▶ [Task instructions]: Extract every line below, verbatim.

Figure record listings

**********

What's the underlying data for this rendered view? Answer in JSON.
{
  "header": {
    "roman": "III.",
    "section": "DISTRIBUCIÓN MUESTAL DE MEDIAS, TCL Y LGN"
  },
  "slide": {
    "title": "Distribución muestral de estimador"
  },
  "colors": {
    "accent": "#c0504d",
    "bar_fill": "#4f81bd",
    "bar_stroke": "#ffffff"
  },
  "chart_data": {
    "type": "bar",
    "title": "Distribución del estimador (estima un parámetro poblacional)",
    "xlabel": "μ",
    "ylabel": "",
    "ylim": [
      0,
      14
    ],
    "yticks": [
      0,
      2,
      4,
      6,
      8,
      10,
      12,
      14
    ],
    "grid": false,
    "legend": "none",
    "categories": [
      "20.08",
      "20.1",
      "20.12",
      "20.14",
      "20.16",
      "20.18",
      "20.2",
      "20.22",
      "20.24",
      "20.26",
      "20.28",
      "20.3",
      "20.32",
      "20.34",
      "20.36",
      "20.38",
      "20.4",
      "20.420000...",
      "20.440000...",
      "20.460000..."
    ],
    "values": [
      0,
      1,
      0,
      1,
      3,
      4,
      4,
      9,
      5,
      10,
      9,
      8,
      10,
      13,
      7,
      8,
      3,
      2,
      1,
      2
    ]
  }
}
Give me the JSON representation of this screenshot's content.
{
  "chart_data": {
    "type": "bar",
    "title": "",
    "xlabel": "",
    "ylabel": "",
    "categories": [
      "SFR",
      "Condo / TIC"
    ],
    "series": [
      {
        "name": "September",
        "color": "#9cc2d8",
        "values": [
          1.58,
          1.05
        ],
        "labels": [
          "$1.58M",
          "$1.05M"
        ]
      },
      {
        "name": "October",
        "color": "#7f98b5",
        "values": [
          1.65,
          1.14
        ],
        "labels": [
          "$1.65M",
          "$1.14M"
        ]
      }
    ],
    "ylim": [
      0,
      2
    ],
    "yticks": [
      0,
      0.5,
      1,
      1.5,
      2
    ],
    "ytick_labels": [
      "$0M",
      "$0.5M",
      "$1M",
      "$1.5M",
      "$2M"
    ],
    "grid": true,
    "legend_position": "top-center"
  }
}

**********

▶ [Result for this task]:
What's the underlying data for this rendered view? Answer in JSON.
{
  "header": {
    "roman": "III.",
    "section": "DISTRIBUCIÓN MUESTAL DE MEDIAS, TCL Y LGN"
  },
  "slide": {
    "title": "Distribución muestral de estimador"
  },
  "colors": {
    "accent": "#c0504d",
    "bar_fill": "#4f81bd",
    "bar_stroke": "#ffffff"
  },
  "chart_data": {
    "type": "bar",
    "title": "Distribución del estimador (estima un parámetro poblacional)",
    "xlabel": "μ",
    "ylabel": "",
    "ylim": [
      0,
      14
    ],
    "yticks": [
      0,
      2,
      4,
      6,
      8,
      10,
      12,
      14
    ],
    "grid": false,
    "legend": "none",
    "categories": [
      "20.08",
      "20.1",
      "20.12",
      "20.14",
      "20.16",
      "20.18",
      "20.2",
      "20.22",
      "20.24",
      "20.26",
      "20.28",
      "20.3",
      "20.32",
      "20.34",
      "20.36",
      "20.38",
      "20.4",
      "20.420000...",
      "20.440000...",
      "20.460000..."
    ],
    "values": [
      0,
      1,
      0,
      1,
      3,
      4,
      4,
      9,
      5,
      10,
      9,
      8,
      10,
      13,
      7,
      8,
      3,
      2,
      1,
      2
    ]
  }
}
Give me the JSON representation of this screenshot's content.
{
  "chart_data": {
    "type": "bar",
    "title": "",
    "xlabel": "",
    "ylabel": "",
    "categories": [
      "SFR",
      "Condo / TIC"
    ],
    "series": [
      {
        "name": "September",
        "color": "#9cc2d8",
        "values": [
          1.58,
          1.05
        ],
        "labels": [
          "$1.58M",
          "$1.05M"
        ]
      },
      {
        "name": "October",
        "color": "#7f98b5",
        "values": [
          1.65,
          1.14
        ],
        "labels": [
          "$1.65M",
          "$1.14M"
        ]
      }
    ],
    "ylim": [
      0,
      2
    ],
    "yticks": [
      0,
      0.5,
      1,
      1.5,
      2
    ],
    "ytick_labels": [
      "$0M",
      "$0.5M",
      "$1M",
      "$1.5M",
      "$2M"
    ],
    "grid": true,
    "legend_position": "top-center"
  }
}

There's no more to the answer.